*Work to complete*: In the listing below, how many lines contain the word "placeholder"? Please respond with the number only.

(Entries from a dataset)
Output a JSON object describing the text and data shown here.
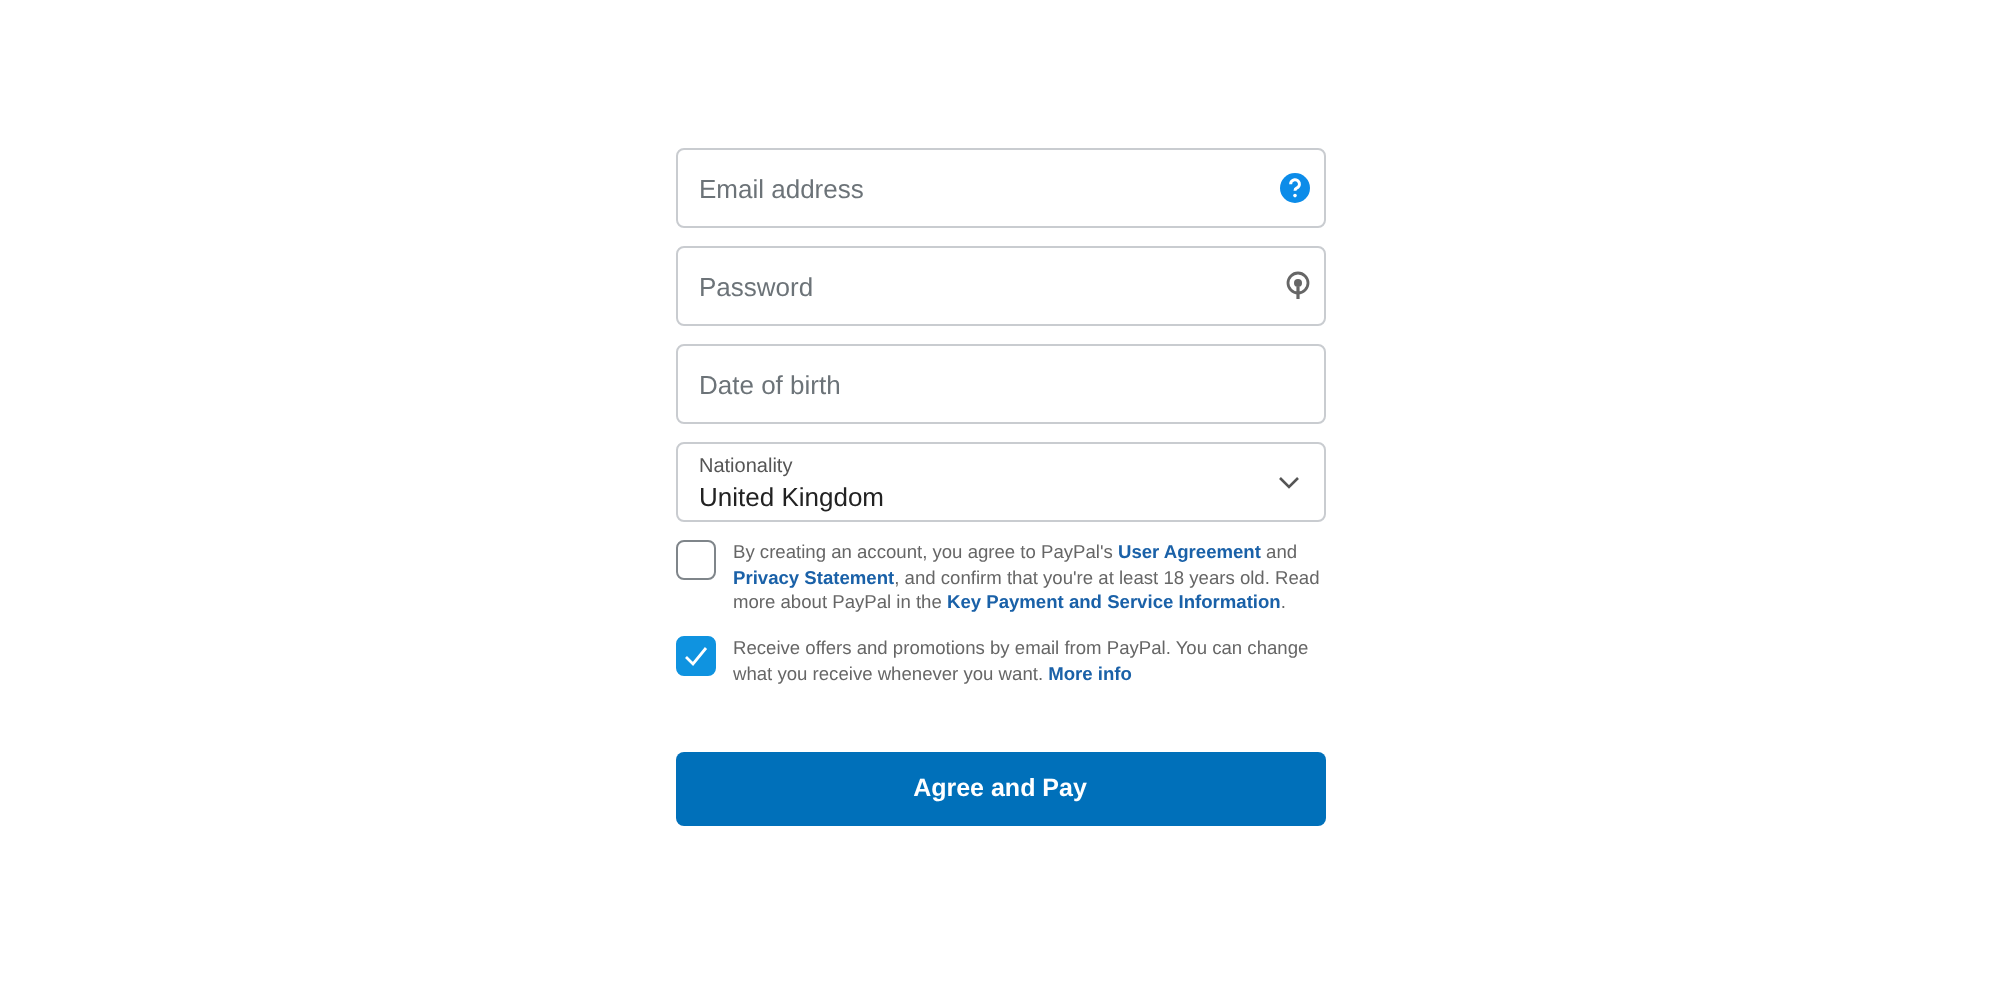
{
  "fields": [
    {
      "kind": "email",
      "placeholder": "Email address"
    },
    {
      "kind": "password",
      "placeholder": "Password"
    },
    {
      "kind": "date",
      "placeholder": "Date of birth"
    },
    {
      "kind": "select",
      "label": "Nationality",
      "value": "United Kingdom"
    }
  ],
  "consents": [
    {
      "checked": false,
      "parts": [
        {
          "kind": "text",
          "text": "By creating an account, you agree to PayPal's "
        },
        {
          "kind": "link",
          "text": "User Agreement"
        },
        {
          "kind": "text",
          "text": " and "
        },
        {
          "kind": "link",
          "text": "Privacy Statement"
        },
        {
          "kind": "text",
          "text": ", and confirm that you're at least 18 years old. Read more about PayPal in the "
        },
        {
          "kind": "link",
          "text": "Key Payment and Service Information"
        },
        {
          "kind": "text",
          "text": "."
        }
      ]
    },
    {
      "checked": true,
      "parts": [
        {
          "kind": "text",
          "text": "Receive offers and promotions by email from PayPal. You can change what you receive whenever you want. "
        },
        {
          "kind": "link",
          "text": "More info"
        }
      ]
    }
  ],
  "submit": {
    "label": "Agree and Pay"
  }
}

*Complete answer*: 3